### Material shown
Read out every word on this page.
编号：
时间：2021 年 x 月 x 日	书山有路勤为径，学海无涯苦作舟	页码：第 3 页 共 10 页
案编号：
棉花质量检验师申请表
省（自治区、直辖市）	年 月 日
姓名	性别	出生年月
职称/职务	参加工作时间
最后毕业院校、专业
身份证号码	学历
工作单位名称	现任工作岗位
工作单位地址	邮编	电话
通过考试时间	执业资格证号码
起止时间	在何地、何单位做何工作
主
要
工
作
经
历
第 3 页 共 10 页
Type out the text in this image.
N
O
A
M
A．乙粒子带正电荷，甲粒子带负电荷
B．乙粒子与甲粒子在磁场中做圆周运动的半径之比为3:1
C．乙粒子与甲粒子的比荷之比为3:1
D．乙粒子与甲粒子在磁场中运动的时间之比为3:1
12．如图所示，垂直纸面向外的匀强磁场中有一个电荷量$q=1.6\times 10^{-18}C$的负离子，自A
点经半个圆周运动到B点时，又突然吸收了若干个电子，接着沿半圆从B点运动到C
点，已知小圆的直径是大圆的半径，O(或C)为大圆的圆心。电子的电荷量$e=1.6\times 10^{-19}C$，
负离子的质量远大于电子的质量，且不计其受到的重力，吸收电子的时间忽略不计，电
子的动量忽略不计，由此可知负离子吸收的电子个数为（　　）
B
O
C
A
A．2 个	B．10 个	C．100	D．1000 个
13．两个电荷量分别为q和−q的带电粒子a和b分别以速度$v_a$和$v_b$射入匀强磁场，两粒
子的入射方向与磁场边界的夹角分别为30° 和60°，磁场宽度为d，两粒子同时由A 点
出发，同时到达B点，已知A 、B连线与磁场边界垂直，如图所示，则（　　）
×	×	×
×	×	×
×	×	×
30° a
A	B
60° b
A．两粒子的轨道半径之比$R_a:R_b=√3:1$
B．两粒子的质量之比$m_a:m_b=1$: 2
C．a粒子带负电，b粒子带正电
######
• _Instructions for the task_:
Copy each line of the data above without altering a single character.

• _Solution for this problem_:
Read out every word on this page.
编号：
时间：2021 年 x 月 x 日	书山有路勤为径，学海无涯苦作舟	页码：第 3 页 共 10 页
案编号：
棉花质量检验师申请表
省（自治区、直辖市）	年 月 日
姓名	性别	出生年月
职称/职务	参加工作时间
最后毕业院校、专业
身份证号码	学历
工作单位名称	现任工作岗位
工作单位地址	邮编	电话
通过考试时间	执业资格证号码
起止时间	在何地、何单位做何工作
主
要
工
作
经
历
第 3 页 共 10 页
Type out the text in this image.
N
O
A
M
A．乙粒子带正电荷，甲粒子带负电荷
B．乙粒子与甲粒子在磁场中做圆周运动的半径之比为3:1
C．乙粒子与甲粒子的比荷之比为3:1
D．乙粒子与甲粒子在磁场中运动的时间之比为3:1
12．如图所示，垂直纸面向外的匀强磁场中有一个电荷量$q=1.6\times 10^{-18}C$的负离子，自A
点经半个圆周运动到B点时，又突然吸收了若干个电子，接着沿半圆从B点运动到C
点，已知小圆的直径是大圆的半径，O(或C)为大圆的圆心。电子的电荷量$e=1.6\times 10^{-19}C$，
负离子的质量远大于电子的质量，且不计其受到的重力，吸收电子的时间忽略不计，电
子的动量忽略不计，由此可知负离子吸收的电子个数为（　　）
B
O
C
A
A．2 个	B．10 个	C．100	D．1000 个
13．两个电荷量分别为q和−q的带电粒子a和b分别以速度$v_a$和$v_b$射入匀强磁场，两粒
子的入射方向与磁场边界的夹角分别为30° 和60°，磁场宽度为d，两粒子同时由A 点
出发，同时到达B点，已知A 、B连线与磁场边界垂直，如图所示，则（　　）
×	×	×
×	×	×
×	×	×
30° a
A	B
60° b
A．两粒子的轨道半径之比$R_a:R_b=√3:1$
B．两粒子的质量之比$m_a:m_b=1$: 2
C．a粒子带负电，b粒子带正电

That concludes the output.